--- Information shown ---
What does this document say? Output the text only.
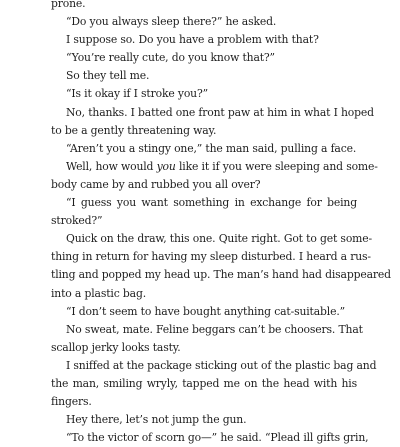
prone.
“Do you always sleep there?” he asked.
I suppose so. Do you have a problem with that?
“You’re really cute, do you know that?”
So they tell me.
“Is it okay if I stroke you?”
No, thanks. I batted one front paw at him in what I hoped
to be a gently threatening way.
“Aren’t you a stingy one,” the man said, pulling a face.
Well, how would you like it if you were sleeping and some-
body came by and rubbed you all over?
“I guess you want something in exchange for being
stroked?”
Quick on the draw, this one. Quite right. Got to get some-
thing in return for having my sleep disturbed. I heard a rus-
tling and popped my head up. The man’s hand had disappeared
into a plastic bag.
“I don’t seem to have bought anything cat-suitable.”
No sweat, mate. Feline beggars can’t be choosers. That
scallop jerky looks tasty.
I sniffed at the package sticking out of the plastic bag and
the man, smiling wryly, tapped me on the head with his
fingers.
Hey there, let’s not jump the gun.
“To the victor of scorn go—” he said. “Plead ill gifts grin,
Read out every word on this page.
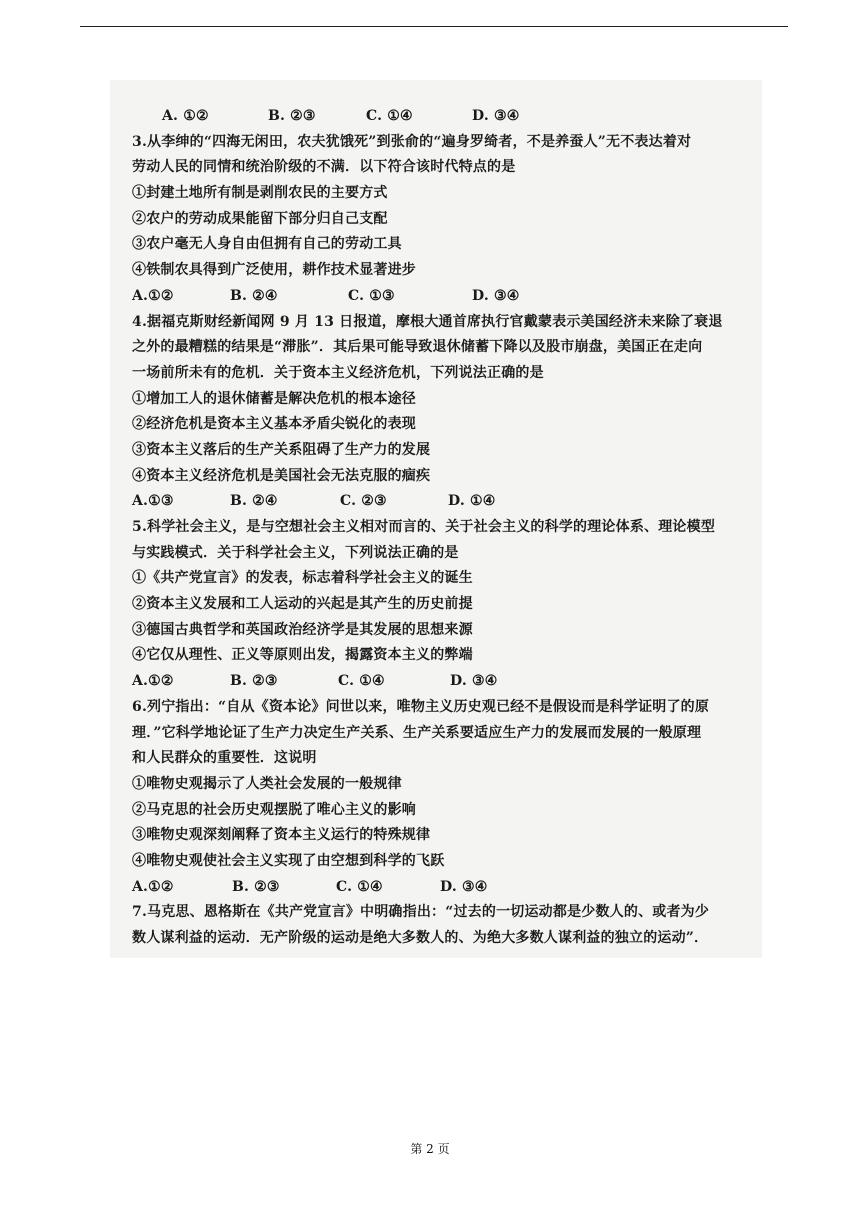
A. ①②	B. ②③	C. ①④	D. ③④
3.从李绅的“四海无闲田，农夫犹饿死”到张俞的“遍身罗绮者，不是养蚕人”无不表达着对
劳动人民的同情和统治阶级的不满．以下符合该时代特点的是
①封建土地所有制是剥削农民的主要方式
②农户的劳动成果能留下部分归自己支配
③农户毫无人身自由但拥有自己的劳动工具
④铁制农具得到广泛使用，耕作技术显著进步
A.①②	B. ②④	C. ①③	D. ③④
4.据福克斯财经新闻网 9 月 13 日报道，摩根大通首席执行官戴蒙表示美国经济未来除了衰退
之外的最糟糕的结果是“滞胀”．其后果可能导致退休储蓄下降以及股市崩盘，美国正在走向
一场前所未有的危机．关于资本主义经济危机，下列说法正确的是
①增加工人的退休储蓄是解决危机的根本途径
②经济危机是资本主义基本矛盾尖锐化的表现
③资本主义落后的生产关系阻碍了生产力的发展
④资本主义经济危机是美国社会无法克服的痼疾
A.①③	B. ②④	C. ②③	D. ①④
5.科学社会主义，是与空想社会主义相对而言的、关于社会主义的科学的理论体系、理论模型
与实践模式．关于科学社会主义，下列说法正确的是
①《共产党宣言》的发表，标志着科学社会主义的诞生
②资本主义发展和工人运动的兴起是其产生的历史前提
③德国古典哲学和英国政治经济学是其发展的思想来源
④它仅从理性、正义等原则出发，揭露资本主义的弊端
A.①②	B. ②③	C. ①④	D. ③④
6.列宁指出：“自从《资本论》问世以来，唯物主义历史观已经不是假设而是科学证明了的原
理．”它科学地论证了生产力决定生产关系、生产关系要适应生产力的发展而发展的一般原理
和人民群众的重要性．这说明
①唯物史观揭示了人类社会发展的一般规律
②马克思的社会历史观摆脱了唯心主义的影响
③唯物史观深刻阐释了资本主义运行的特殊规律
④唯物史观使社会主义实现了由空想到科学的飞跃
A.①②	B. ②③	C. ①④	D. ③④
7.马克思、恩格斯在《共产党宣言》中明确指出：“过去的一切运动都是少数人的、或者为少
数人谋利益的运动．无产阶级的运动是绝大多数人的、为绝大多数人谋利益的独立的运动”．
第 2 页
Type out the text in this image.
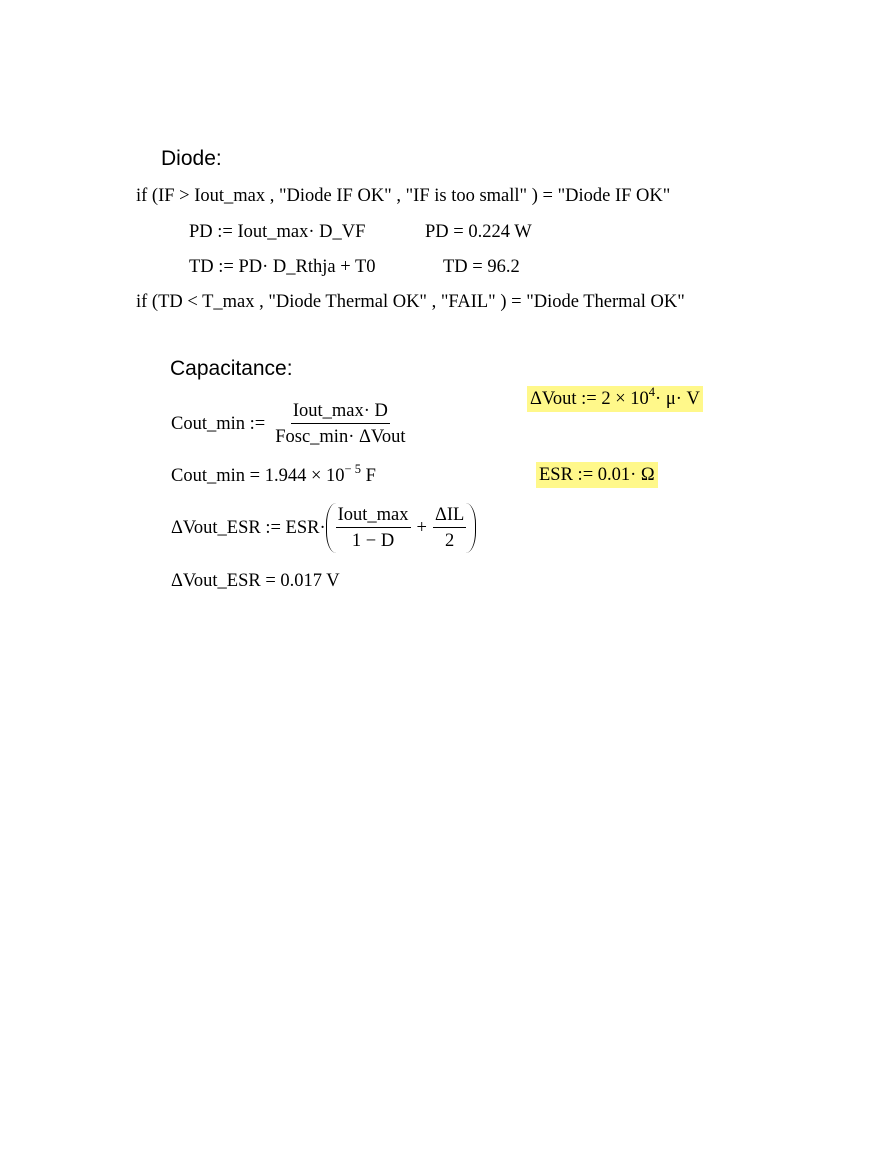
Diode:
if (IF > Iout_max , "Diode IF OK" , "IF is too small" ) = "Diode IF OK"
PD := Iout_max· D_VF	PD = 0.224 W
TD := PD· D_Rthja + T0	TD = 96.2
if (TD < T_max , "Diode Thermal OK" , "FAIL" ) = "Diode Thermal OK"
Capacitance:
Cout_min := $\frac{\text{Iout\_max· D}}{\text{Fosc\_min· ΔVout}}$
ΔVout := $2 \times 10^4\cdot \mu\cdot V$
Cout_min = $1.944 \times 10^{- 5}$ F	ESR := 0.01· Ω
ΔVout_ESR := $ESR\cdot \frac{\text{Iout\_max}}{1 - D} + \frac{\text{ΔIL}}{2}$
ΔVout_ESR = 0.017 V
---
*Your goal*. Begin with the line containing "Read out every word on this page." and end with the final line of the data, printing those lines exactly and only; pictures are left out.

*Task output*.
Read out every word on this page.
A. ①②	B. ②③	C. ①④	D. ③④
3.从李绅的“四海无闲田，农夫犹饿死”到张俞的“遍身罗绮者，不是养蚕人”无不表达着对
劳动人民的同情和统治阶级的不满．以下符合该时代特点的是
①封建土地所有制是剥削农民的主要方式
②农户的劳动成果能留下部分归自己支配
③农户毫无人身自由但拥有自己的劳动工具
④铁制农具得到广泛使用，耕作技术显著进步
A.①②	B. ②④	C. ①③	D. ③④
4.据福克斯财经新闻网 9 月 13 日报道，摩根大通首席执行官戴蒙表示美国经济未来除了衰退
之外的最糟糕的结果是“滞胀”．其后果可能导致退休储蓄下降以及股市崩盘，美国正在走向
一场前所未有的危机．关于资本主义经济危机，下列说法正确的是
①增加工人的退休储蓄是解决危机的根本途径
②经济危机是资本主义基本矛盾尖锐化的表现
③资本主义落后的生产关系阻碍了生产力的发展
④资本主义经济危机是美国社会无法克服的痼疾
A.①③	B. ②④	C. ②③	D. ①④
5.科学社会主义，是与空想社会主义相对而言的、关于社会主义的科学的理论体系、理论模型
与实践模式．关于科学社会主义，下列说法正确的是
①《共产党宣言》的发表，标志着科学社会主义的诞生
②资本主义发展和工人运动的兴起是其产生的历史前提
③德国古典哲学和英国政治经济学是其发展的思想来源
④它仅从理性、正义等原则出发，揭露资本主义的弊端
A.①②	B. ②③	C. ①④	D. ③④
6.列宁指出：“自从《资本论》问世以来，唯物主义历史观已经不是假设而是科学证明了的原
理．”它科学地论证了生产力决定生产关系、生产关系要适应生产力的发展而发展的一般原理
和人民群众的重要性．这说明
①唯物史观揭示了人类社会发展的一般规律
②马克思的社会历史观摆脱了唯心主义的影响
③唯物史观深刻阐释了资本主义运行的特殊规律
④唯物史观使社会主义实现了由空想到科学的飞跃
A.①②	B. ②③	C. ①④	D. ③④
7.马克思、恩格斯在《共产党宣言》中明确指出：“过去的一切运动都是少数人的、或者为少
数人谋利益的运动．无产阶级的运动是绝大多数人的、为绝大多数人谋利益的独立的运动”．
第 2 页
Type out the text in this image.
Diode:
if (IF > Iout_max , "Diode IF OK" , "IF is too small" ) = "Diode IF OK"
PD := Iout_max· D_VF	PD = 0.224 W
TD := PD· D_Rthja + T0	TD = 96.2
if (TD < T_max , "Diode Thermal OK" , "FAIL" ) = "Diode Thermal OK"
Capacitance:
Cout_min := $\frac{\text{Iout\_max· D}}{\text{Fosc\_min· ΔVout}}$
ΔVout := $2 \times 10^4\cdot \mu\cdot V$
Cout_min = $1.944 \times 10^{- 5}$ F	ESR := 0.01· Ω
ΔVout_ESR := $ESR\cdot \frac{\text{Iout\_max}}{1 - D} + \frac{\text{ΔIL}}{2}$
ΔVout_ESR = 0.017 V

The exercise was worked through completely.